Dataset items:
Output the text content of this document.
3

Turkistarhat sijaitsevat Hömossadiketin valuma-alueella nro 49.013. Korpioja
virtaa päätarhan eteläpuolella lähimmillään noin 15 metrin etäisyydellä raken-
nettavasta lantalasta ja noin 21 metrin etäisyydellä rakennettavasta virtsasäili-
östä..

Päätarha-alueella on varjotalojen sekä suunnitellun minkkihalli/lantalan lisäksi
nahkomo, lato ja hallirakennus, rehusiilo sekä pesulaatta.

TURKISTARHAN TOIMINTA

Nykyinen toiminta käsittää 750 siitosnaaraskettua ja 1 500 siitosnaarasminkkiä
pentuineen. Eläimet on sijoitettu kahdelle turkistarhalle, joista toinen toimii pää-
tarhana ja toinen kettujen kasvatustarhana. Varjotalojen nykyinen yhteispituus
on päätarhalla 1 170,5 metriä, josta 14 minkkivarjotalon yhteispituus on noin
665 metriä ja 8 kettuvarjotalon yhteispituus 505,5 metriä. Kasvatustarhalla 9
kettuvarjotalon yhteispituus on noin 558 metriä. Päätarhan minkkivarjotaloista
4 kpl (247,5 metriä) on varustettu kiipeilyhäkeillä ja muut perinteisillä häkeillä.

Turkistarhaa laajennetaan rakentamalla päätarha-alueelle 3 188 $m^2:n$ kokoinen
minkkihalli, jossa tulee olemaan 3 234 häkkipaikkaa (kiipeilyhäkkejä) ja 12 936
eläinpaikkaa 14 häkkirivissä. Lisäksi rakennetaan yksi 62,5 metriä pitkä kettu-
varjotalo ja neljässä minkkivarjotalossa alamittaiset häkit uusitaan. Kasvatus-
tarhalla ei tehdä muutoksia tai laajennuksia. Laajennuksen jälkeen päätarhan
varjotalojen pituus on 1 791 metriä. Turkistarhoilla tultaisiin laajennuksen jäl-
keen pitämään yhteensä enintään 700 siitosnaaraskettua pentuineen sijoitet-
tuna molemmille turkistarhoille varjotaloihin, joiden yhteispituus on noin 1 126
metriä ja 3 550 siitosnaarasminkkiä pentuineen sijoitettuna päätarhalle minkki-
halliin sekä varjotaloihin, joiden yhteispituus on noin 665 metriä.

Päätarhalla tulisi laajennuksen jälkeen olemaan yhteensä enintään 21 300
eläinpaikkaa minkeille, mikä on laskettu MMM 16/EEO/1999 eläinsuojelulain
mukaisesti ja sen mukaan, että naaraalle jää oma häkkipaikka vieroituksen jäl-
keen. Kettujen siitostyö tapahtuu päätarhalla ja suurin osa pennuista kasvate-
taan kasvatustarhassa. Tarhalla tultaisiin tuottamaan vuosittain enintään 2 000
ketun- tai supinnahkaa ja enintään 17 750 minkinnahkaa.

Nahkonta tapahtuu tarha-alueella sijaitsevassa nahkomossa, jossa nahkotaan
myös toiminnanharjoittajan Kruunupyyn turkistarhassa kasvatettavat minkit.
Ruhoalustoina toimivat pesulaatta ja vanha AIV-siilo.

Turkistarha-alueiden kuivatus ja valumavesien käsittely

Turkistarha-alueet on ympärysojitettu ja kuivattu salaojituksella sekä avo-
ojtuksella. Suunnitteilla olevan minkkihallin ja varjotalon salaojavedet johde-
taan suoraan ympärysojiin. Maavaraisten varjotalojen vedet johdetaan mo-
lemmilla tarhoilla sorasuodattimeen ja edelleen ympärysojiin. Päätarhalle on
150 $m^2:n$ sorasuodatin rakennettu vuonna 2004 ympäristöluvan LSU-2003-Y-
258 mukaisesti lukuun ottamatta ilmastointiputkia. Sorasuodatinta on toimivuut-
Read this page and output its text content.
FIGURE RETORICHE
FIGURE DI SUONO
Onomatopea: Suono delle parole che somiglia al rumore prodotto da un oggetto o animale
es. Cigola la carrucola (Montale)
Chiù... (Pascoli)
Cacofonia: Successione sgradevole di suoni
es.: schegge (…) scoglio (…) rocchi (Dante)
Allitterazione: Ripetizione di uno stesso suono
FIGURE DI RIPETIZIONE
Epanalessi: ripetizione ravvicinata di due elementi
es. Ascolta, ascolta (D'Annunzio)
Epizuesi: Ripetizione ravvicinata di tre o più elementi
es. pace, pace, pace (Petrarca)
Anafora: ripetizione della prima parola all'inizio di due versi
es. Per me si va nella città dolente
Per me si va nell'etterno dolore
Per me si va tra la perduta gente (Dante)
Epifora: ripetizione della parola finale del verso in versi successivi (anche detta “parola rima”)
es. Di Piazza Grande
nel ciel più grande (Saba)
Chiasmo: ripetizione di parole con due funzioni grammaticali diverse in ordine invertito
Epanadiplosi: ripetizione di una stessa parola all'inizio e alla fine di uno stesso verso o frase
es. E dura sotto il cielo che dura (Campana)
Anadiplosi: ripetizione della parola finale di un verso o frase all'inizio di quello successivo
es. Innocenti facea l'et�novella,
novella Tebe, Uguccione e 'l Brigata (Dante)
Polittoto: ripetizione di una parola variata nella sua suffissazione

## To do
All of the entries should be written out again exactly.

## Exercise answer
Output the text content of this document.
3

Turkistarhat sijaitsevat Hömossadiketin valuma-alueella nro 49.013. Korpioja
virtaa päätarhan eteläpuolella lähimmillään noin 15 metrin etäisyydellä raken-
nettavasta lantalasta ja noin 21 metrin etäisyydellä rakennettavasta virtsasäili-
östä..

Päätarha-alueella on varjotalojen sekä suunnitellun minkkihalli/lantalan lisäksi
nahkomo, lato ja hallirakennus, rehusiilo sekä pesulaatta.

TURKISTARHAN TOIMINTA

Nykyinen toiminta käsittää 750 siitosnaaraskettua ja 1 500 siitosnaarasminkkiä
pentuineen. Eläimet on sijoitettu kahdelle turkistarhalle, joista toinen toimii pää-
tarhana ja toinen kettujen kasvatustarhana. Varjotalojen nykyinen yhteispituus
on päätarhalla 1 170,5 metriä, josta 14 minkkivarjotalon yhteispituus on noin
665 metriä ja 8 kettuvarjotalon yhteispituus 505,5 metriä. Kasvatustarhalla 9
kettuvarjotalon yhteispituus on noin 558 metriä. Päätarhan minkkivarjotaloista
4 kpl (247,5 metriä) on varustettu kiipeilyhäkeillä ja muut perinteisillä häkeillä.

Turkistarhaa laajennetaan rakentamalla päätarha-alueelle 3 188 $m^2:n$ kokoinen
minkkihalli, jossa tulee olemaan 3 234 häkkipaikkaa (kiipeilyhäkkejä) ja 12 936
eläinpaikkaa 14 häkkirivissä. Lisäksi rakennetaan yksi 62,5 metriä pitkä kettu-
varjotalo ja neljässä minkkivarjotalossa alamittaiset häkit uusitaan. Kasvatus-
tarhalla ei tehdä muutoksia tai laajennuksia. Laajennuksen jälkeen päätarhan
varjotalojen pituus on 1 791 metriä. Turkistarhoilla tultaisiin laajennuksen jäl-
keen pitämään yhteensä enintään 700 siitosnaaraskettua pentuineen sijoitet-
tuna molemmille turkistarhoille varjotaloihin, joiden yhteispituus on noin 1 126
metriä ja 3 550 siitosnaarasminkkiä pentuineen sijoitettuna päätarhalle minkki-
halliin sekä varjotaloihin, joiden yhteispituus on noin 665 metriä.

Päätarhalla tulisi laajennuksen jälkeen olemaan yhteensä enintään 21 300
eläinpaikkaa minkeille, mikä on laskettu MMM 16/EEO/1999 eläinsuojelulain
mukaisesti ja sen mukaan, että naaraalle jää oma häkkipaikka vieroituksen jäl-
keen. Kettujen siitostyö tapahtuu päätarhalla ja suurin osa pennuista kasvate-
taan kasvatustarhassa. Tarhalla tultaisiin tuottamaan vuosittain enintään 2 000
ketun- tai supinnahkaa ja enintään 17 750 minkinnahkaa.

Nahkonta tapahtuu tarha-alueella sijaitsevassa nahkomossa, jossa nahkotaan
myös toiminnanharjoittajan Kruunupyyn turkistarhassa kasvatettavat minkit.
Ruhoalustoina toimivat pesulaatta ja vanha AIV-siilo.

Turkistarha-alueiden kuivatus ja valumavesien käsittely

Turkistarha-alueet on ympärysojitettu ja kuivattu salaojituksella sekä avo-
ojtuksella. Suunnitteilla olevan minkkihallin ja varjotalon salaojavedet johde-
taan suoraan ympärysojiin. Maavaraisten varjotalojen vedet johdetaan mo-
lemmilla tarhoilla sorasuodattimeen ja edelleen ympärysojiin. Päätarhalle on
150 $m^2:n$ sorasuodatin rakennettu vuonna 2004 ympäristöluvan LSU-2003-Y-
258 mukaisesti lukuun ottamatta ilmastointiputkia. Sorasuodatinta on toimivuut-
Read this page and output its text content.
FIGURE RETORICHE
FIGURE DI SUONO
Onomatopea: Suono delle parole che somiglia al rumore prodotto da un oggetto o animale
es. Cigola la carrucola (Montale)
Chiù... (Pascoli)
Cacofonia: Successione sgradevole di suoni
es.: schegge (…) scoglio (…) rocchi (Dante)
Allitterazione: Ripetizione di uno stesso suono
FIGURE DI RIPETIZIONE
Epanalessi: ripetizione ravvicinata di due elementi
es. Ascolta, ascolta (D'Annunzio)
Epizuesi: Ripetizione ravvicinata di tre o più elementi
es. pace, pace, pace (Petrarca)
Anafora: ripetizione della prima parola all'inizio di due versi
es. Per me si va nella città dolente
Per me si va nell'etterno dolore
Per me si va tra la perduta gente (Dante)
Epifora: ripetizione della parola finale del verso in versi successivi (anche detta “parola rima”)
es. Di Piazza Grande
nel ciel più grande (Saba)
Chiasmo: ripetizione di parole con due funzioni grammaticali diverse in ordine invertito
Epanadiplosi: ripetizione di una stessa parola all'inizio e alla fine di uno stesso verso o frase
es. E dura sotto il cielo che dura (Campana)
Anadiplosi: ripetizione della parola finale di un verso o frase all'inizio di quello successivo
es. Innocenti facea l'et�novella,
novella Tebe, Uguccione e 'l Brigata (Dante)
Polittoto: ripetizione di una parola variata nella sua suffissazione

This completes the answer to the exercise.